INPUT FOR THIS TASK:
— START —

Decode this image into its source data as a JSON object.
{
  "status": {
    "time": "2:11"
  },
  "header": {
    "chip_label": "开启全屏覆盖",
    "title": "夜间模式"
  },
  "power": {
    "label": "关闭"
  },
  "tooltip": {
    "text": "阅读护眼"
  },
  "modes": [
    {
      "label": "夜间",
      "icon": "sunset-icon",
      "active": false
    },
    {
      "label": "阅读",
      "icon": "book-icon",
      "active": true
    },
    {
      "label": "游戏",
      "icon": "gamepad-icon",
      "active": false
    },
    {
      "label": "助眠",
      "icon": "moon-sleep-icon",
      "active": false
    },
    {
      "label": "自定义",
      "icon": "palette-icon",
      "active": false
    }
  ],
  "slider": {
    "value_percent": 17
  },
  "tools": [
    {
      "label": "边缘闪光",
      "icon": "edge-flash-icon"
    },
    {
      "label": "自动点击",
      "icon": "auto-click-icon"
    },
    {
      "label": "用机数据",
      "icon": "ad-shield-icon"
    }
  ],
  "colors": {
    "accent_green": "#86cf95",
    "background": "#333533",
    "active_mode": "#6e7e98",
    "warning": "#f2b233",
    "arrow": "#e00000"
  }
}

— END —

State the number of lines in this listing that contain the string "icon", and add nothing else.

8